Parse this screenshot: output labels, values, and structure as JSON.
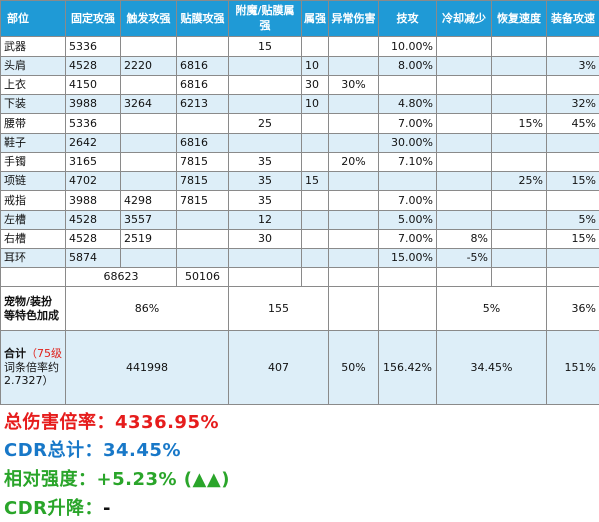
{
  "headers": [
    "部位",
    "固定攻强",
    "触发攻强",
    "贴膜攻强",
    "附魔/贴膜属强",
    "属强",
    "异常伤害",
    "技攻",
    "冷却减少",
    "恢复速度",
    "装备攻速"
  ],
  "rows": [
    [
      "武器",
      "5336",
      "",
      "",
      "15",
      "",
      "",
      "10.00%",
      "",
      "",
      ""
    ],
    [
      "头肩",
      "4528",
      "2220",
      "6816",
      "",
      "10",
      "",
      "8.00%",
      "",
      "",
      "3%"
    ],
    [
      "上衣",
      "4150",
      "",
      "6816",
      "",
      "30",
      "30%",
      "",
      "",
      "",
      ""
    ],
    [
      "下装",
      "3988",
      "3264",
      "6213",
      "",
      "10",
      "",
      "4.80%",
      "",
      "",
      "32%"
    ],
    [
      "腰带",
      "5336",
      "",
      "",
      "25",
      "",
      "",
      "7.00%",
      "",
      "15%",
      "45%"
    ],
    [
      "鞋子",
      "2642",
      "",
      "6816",
      "",
      "",
      "",
      "30.00%",
      "",
      "",
      ""
    ],
    [
      "手镯",
      "3165",
      "",
      "7815",
      "35",
      "",
      "20%",
      "7.10%",
      "",
      "",
      ""
    ],
    [
      "项链",
      "4702",
      "",
      "7815",
      "35",
      "15",
      "",
      "",
      "",
      "25%",
      "15%"
    ],
    [
      "戒指",
      "3988",
      "4298",
      "7815",
      "35",
      "",
      "",
      "7.00%",
      "",
      "",
      ""
    ],
    [
      "左槽",
      "4528",
      "3557",
      "",
      "12",
      "",
      "",
      "5.00%",
      "",
      "",
      "5%"
    ],
    [
      "右槽",
      "4528",
      "2519",
      "",
      "30",
      "",
      "",
      "7.00%",
      "8%",
      "",
      "15%"
    ],
    [
      "耳环",
      "5874",
      "",
      "",
      "",
      "",
      "",
      "15.00%",
      "-5%",
      "",
      ""
    ]
  ],
  "subtotal": {
    "fixed": "68623",
    "film": "50106"
  },
  "pet": {
    "label": "宠物/装扮等特色加成",
    "attack": "86%",
    "elem": "155",
    "cooldown": "5%",
    "speed": "36%"
  },
  "total": {
    "label_prefix": "合计",
    "label_level": "（75级",
    "label_suffix": "词条倍率约2.7327）",
    "attack": "441998",
    "elem": "407",
    "abnormal": "50%",
    "skill": "156.42%",
    "cooldown": "34.45%",
    "speed": "151%"
  },
  "summary": {
    "damage": "总伤害倍率：4336.95%",
    "cdr": "CDR总计：34.45%",
    "strength": "相对强度：+5.23% (▲▲)",
    "cdr_change_label": "CDR升降：",
    "cdr_change_value": "-"
  },
  "colors": {
    "header_bg": "#1f9ad6",
    "alt_row_bg": "#ddeef8",
    "summary_red": "#e61c1c",
    "summary_blue": "#1878c8",
    "summary_green": "#2aa52a"
  }
}
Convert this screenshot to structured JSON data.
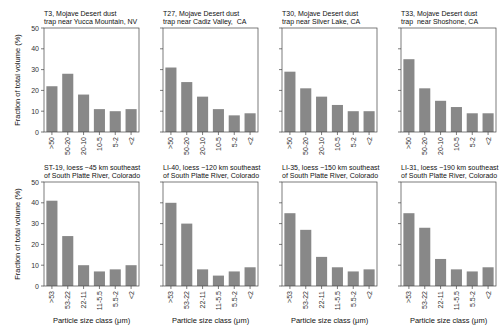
════
### Exercise brief
Copy out every line that includes the word "JSON".

### Response
Parse this screenshot: output labels, values, and structure as JSON.
Convert this screenshot to structured JSON data.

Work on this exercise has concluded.